Data
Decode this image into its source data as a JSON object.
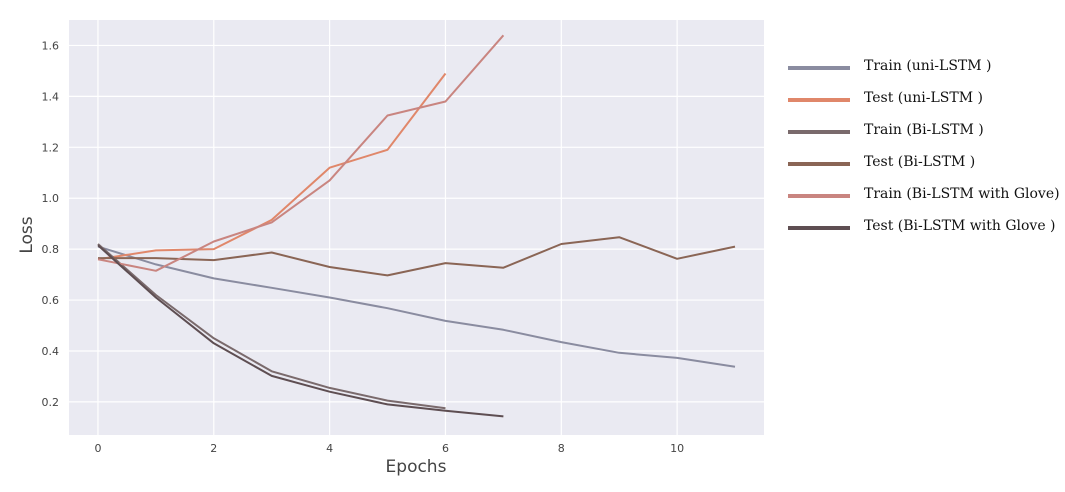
{
  "chart_data": {
    "type": "line",
    "xlabel": "Epochs",
    "ylabel": "Loss",
    "xlim": [
      -0.5,
      11.5
    ],
    "ylim": [
      0.07,
      1.7
    ],
    "xticks": [
      0,
      2,
      4,
      6,
      8,
      10
    ],
    "yticks": [
      0.2,
      0.4,
      0.6,
      0.8,
      1.0,
      1.2,
      1.4,
      1.6
    ],
    "grid": true,
    "legend_position": "right, outside plot",
    "series": [
      {
        "name": "Train (uni-LSTM )",
        "color": "#8a8ca0",
        "x": [
          0,
          1,
          2,
          3,
          4,
          5,
          6,
          7,
          8,
          9,
          10,
          11
        ],
        "y": [
          0.81,
          0.74,
          0.685,
          0.648,
          0.61,
          0.568,
          0.518,
          0.483,
          0.435,
          0.393,
          0.373,
          0.338
        ]
      },
      {
        "name": "Test (uni-LSTM )",
        "color": "#e0876a",
        "x": [
          0,
          1,
          2,
          3,
          4,
          5,
          6
        ],
        "y": [
          0.76,
          0.795,
          0.8,
          0.915,
          1.12,
          1.19,
          1.49
        ]
      },
      {
        "name": "Train (Bi-LSTM )",
        "color": "#7a6a6c",
        "x": [
          0,
          1,
          2,
          3,
          4,
          5,
          6
        ],
        "y": [
          0.82,
          0.62,
          0.45,
          0.32,
          0.255,
          0.205,
          0.175
        ]
      },
      {
        "name": "Test (Bi-LSTM )",
        "color": "#8a6555",
        "x": [
          0,
          1,
          2,
          3,
          4,
          5,
          6,
          7,
          8,
          9,
          10,
          11
        ],
        "y": [
          0.765,
          0.765,
          0.757,
          0.787,
          0.73,
          0.697,
          0.745,
          0.727,
          0.82,
          0.847,
          0.762,
          0.81
        ]
      },
      {
        "name": "Train (Bi-LSTM with Glove)",
        "color": "#c98580",
        "x": [
          0,
          1,
          2,
          3,
          4,
          5,
          6,
          7
        ],
        "y": [
          0.76,
          0.715,
          0.83,
          0.905,
          1.07,
          1.325,
          1.38,
          1.64
        ]
      },
      {
        "name": "Test (Bi-LSTM with Glove )",
        "color": "#5e4e52",
        "x": [
          0,
          1,
          2,
          3,
          4,
          5,
          6,
          7
        ],
        "y": [
          0.815,
          0.61,
          0.43,
          0.302,
          0.24,
          0.19,
          0.165,
          0.143
        ]
      }
    ]
  }
}
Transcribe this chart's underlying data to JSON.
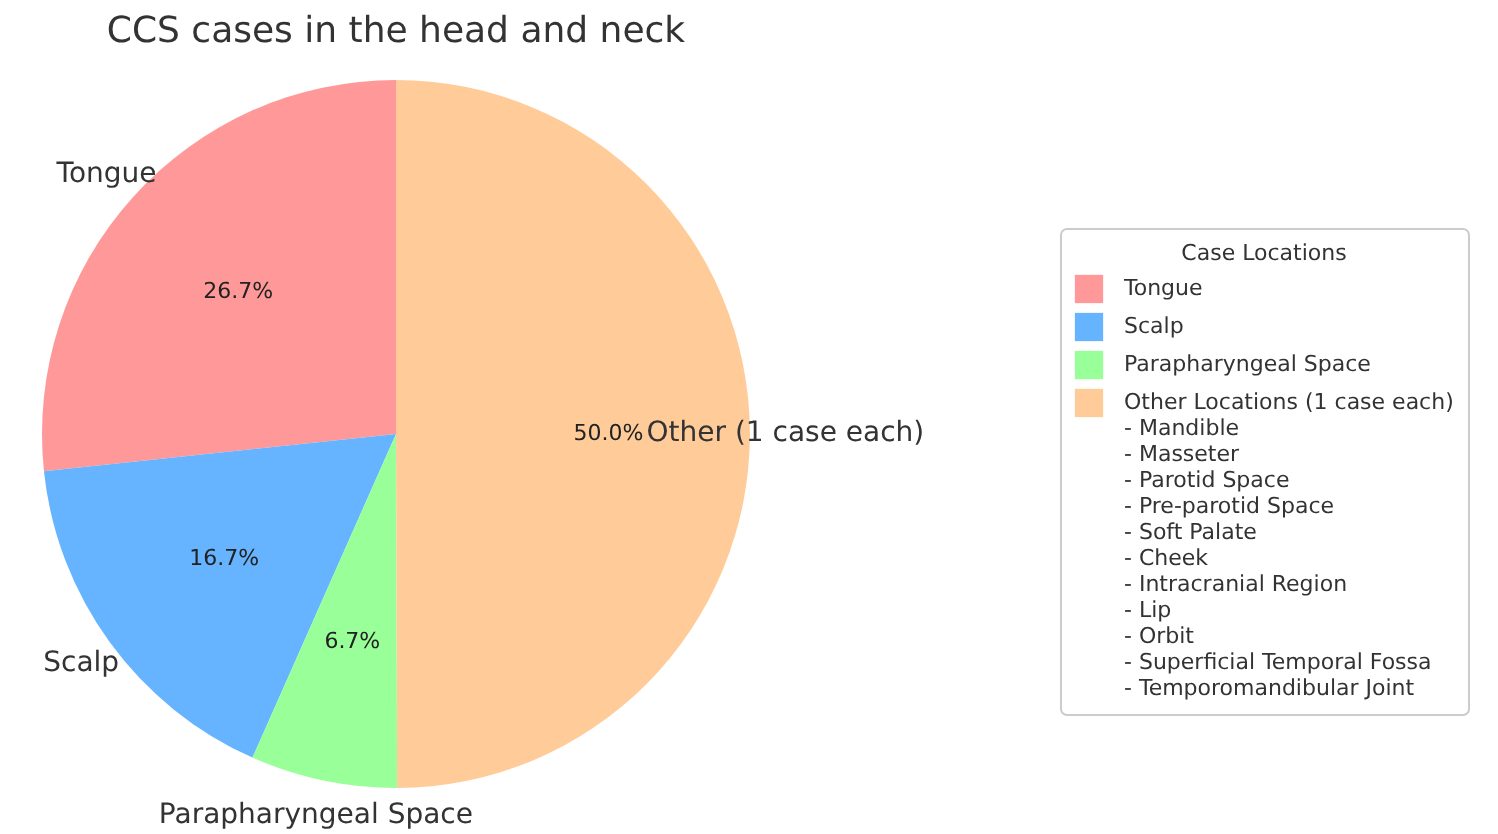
{
  "chart_data": {
    "type": "pie",
    "title": "CCS cases in the head and neck",
    "legend_title": "Case Locations",
    "legend": "right",
    "categories": [
      "Tongue",
      "Scalp",
      "Parapharyngeal Space",
      "Other (1 case each)"
    ],
    "values": [
      26.7,
      16.7,
      6.7,
      50.0
    ],
    "value_labels": [
      "26.7%",
      "16.7%",
      "6.7%",
      "50.0%"
    ],
    "colors": [
      "#ff9999",
      "#66b3ff",
      "#99ff99",
      "#ffcc99"
    ],
    "annotations": [
      "Other Locations (1 case each)\n- Mandible\n- Masseter\n- Parotid Space\n- Pre-parotid Space\n- Soft Palate\n- Cheek\n- Intracranial Region\n- Lip\n- Orbit\n- Superficial Temporal Fossa\n- Temporomandibular Joint"
    ]
  }
}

The request
Repeat the material above word for word and skip every image in it.

Solution
Decode this image into its source data as a JSON object.
{
  "chart_data": {
    "type": "line",
    "xlabel": "Epochs",
    "ylabel": "Loss",
    "xlim": [
      -0.5,
      11.5
    ],
    "ylim": [
      0.07,
      1.7
    ],
    "xticks": [
      0,
      2,
      4,
      6,
      8,
      10
    ],
    "yticks": [
      0.2,
      0.4,
      0.6,
      0.8,
      1.0,
      1.2,
      1.4,
      1.6
    ],
    "grid": true,
    "legend_position": "right, outside plot",
    "series": [
      {
        "name": "Train (uni-LSTM )",
        "color": "#8a8ca0",
        "x": [
          0,
          1,
          2,
          3,
          4,
          5,
          6,
          7,
          8,
          9,
          10,
          11
        ],
        "y": [
          0.81,
          0.74,
          0.685,
          0.648,
          0.61,
          0.568,
          0.518,
          0.483,
          0.435,
          0.393,
          0.373,
          0.338
        ]
      },
      {
        "name": "Test (uni-LSTM )",
        "color": "#e0876a",
        "x": [
          0,
          1,
          2,
          3,
          4,
          5,
          6
        ],
        "y": [
          0.76,
          0.795,
          0.8,
          0.915,
          1.12,
          1.19,
          1.49
        ]
      },
      {
        "name": "Train (Bi-LSTM )",
        "color": "#7a6a6c",
        "x": [
          0,
          1,
          2,
          3,
          4,
          5,
          6
        ],
        "y": [
          0.82,
          0.62,
          0.45,
          0.32,
          0.255,
          0.205,
          0.175
        ]
      },
      {
        "name": "Test (Bi-LSTM )",
        "color": "#8a6555",
        "x": [
          0,
          1,
          2,
          3,
          4,
          5,
          6,
          7,
          8,
          9,
          10,
          11
        ],
        "y": [
          0.765,
          0.765,
          0.757,
          0.787,
          0.73,
          0.697,
          0.745,
          0.727,
          0.82,
          0.847,
          0.762,
          0.81
        ]
      },
      {
        "name": "Train (Bi-LSTM with Glove)",
        "color": "#c98580",
        "x": [
          0,
          1,
          2,
          3,
          4,
          5,
          6,
          7
        ],
        "y": [
          0.76,
          0.715,
          0.83,
          0.905,
          1.07,
          1.325,
          1.38,
          1.64
        ]
      },
      {
        "name": "Test (Bi-LSTM with Glove )",
        "color": "#5e4e52",
        "x": [
          0,
          1,
          2,
          3,
          4,
          5,
          6,
          7
        ],
        "y": [
          0.815,
          0.61,
          0.43,
          0.302,
          0.24,
          0.19,
          0.165,
          0.143
        ]
      }
    ]
  }
}
Transcribe this chart's underlying data to JSON.
{
  "chart_data": {
    "type": "pie",
    "title": "CCS cases in the head and neck",
    "legend_title": "Case Locations",
    "legend": "right",
    "categories": [
      "Tongue",
      "Scalp",
      "Parapharyngeal Space",
      "Other (1 case each)"
    ],
    "values": [
      26.7,
      16.7,
      6.7,
      50.0
    ],
    "value_labels": [
      "26.7%",
      "16.7%",
      "6.7%",
      "50.0%"
    ],
    "colors": [
      "#ff9999",
      "#66b3ff",
      "#99ff99",
      "#ffcc99"
    ],
    "annotations": [
      "Other Locations (1 case each)\n- Mandible\n- Masseter\n- Parotid Space\n- Pre-parotid Space\n- Soft Palate\n- Cheek\n- Intracranial Region\n- Lip\n- Orbit\n- Superficial Temporal Fossa\n- Temporomandibular Joint"
    ]
  }
}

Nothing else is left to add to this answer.